Task instructions: Find the string "SimpleMovingAvg" in the entries and copy each line that has it.
-----
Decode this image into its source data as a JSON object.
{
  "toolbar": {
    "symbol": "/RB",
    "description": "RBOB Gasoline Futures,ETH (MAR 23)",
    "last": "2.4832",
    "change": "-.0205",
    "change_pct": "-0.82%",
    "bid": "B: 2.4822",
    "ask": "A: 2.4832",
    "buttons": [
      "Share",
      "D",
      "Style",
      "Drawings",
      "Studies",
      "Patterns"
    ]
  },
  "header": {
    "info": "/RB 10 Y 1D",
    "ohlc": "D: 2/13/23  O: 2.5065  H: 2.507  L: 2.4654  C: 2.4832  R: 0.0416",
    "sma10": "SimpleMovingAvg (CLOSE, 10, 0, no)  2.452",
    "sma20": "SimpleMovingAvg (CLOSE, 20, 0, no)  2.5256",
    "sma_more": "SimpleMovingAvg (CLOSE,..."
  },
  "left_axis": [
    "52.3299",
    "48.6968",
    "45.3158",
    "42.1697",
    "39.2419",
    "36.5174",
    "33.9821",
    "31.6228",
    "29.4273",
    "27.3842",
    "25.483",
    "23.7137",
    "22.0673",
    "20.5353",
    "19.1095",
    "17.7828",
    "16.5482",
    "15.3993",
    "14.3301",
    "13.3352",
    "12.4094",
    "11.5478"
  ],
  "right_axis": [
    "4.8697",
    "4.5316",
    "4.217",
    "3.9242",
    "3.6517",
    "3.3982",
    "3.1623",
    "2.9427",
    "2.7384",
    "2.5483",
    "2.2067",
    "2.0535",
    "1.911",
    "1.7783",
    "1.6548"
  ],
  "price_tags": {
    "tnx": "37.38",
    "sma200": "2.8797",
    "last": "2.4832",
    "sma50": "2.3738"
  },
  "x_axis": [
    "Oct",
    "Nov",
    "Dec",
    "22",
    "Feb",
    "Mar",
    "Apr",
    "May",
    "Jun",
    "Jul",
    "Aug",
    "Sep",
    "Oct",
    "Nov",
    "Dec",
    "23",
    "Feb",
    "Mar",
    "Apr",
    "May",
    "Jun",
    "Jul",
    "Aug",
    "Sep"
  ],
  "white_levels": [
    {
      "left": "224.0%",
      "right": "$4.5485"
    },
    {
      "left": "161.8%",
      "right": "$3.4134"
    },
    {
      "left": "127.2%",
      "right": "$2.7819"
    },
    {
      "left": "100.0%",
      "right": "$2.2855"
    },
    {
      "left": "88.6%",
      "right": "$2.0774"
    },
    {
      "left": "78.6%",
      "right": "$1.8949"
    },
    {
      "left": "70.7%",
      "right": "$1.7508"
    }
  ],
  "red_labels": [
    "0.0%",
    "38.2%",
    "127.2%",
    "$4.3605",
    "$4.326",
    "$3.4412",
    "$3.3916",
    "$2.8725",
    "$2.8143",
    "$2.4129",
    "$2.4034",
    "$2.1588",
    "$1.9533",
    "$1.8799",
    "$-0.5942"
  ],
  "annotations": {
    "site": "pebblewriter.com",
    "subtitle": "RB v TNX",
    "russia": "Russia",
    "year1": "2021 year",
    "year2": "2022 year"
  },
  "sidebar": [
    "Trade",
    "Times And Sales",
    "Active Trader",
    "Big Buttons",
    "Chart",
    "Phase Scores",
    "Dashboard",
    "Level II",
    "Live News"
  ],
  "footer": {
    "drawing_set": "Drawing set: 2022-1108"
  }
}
-----
Answer to this exercise:
    "sma10": "SimpleMovingAvg (CLOSE, 10, 0, no)  2.452",
    "sma20": "SimpleMovingAvg (CLOSE, 20, 0, no)  2.5256",
    "sma_more": "SimpleMovingAvg (CLOSE,..."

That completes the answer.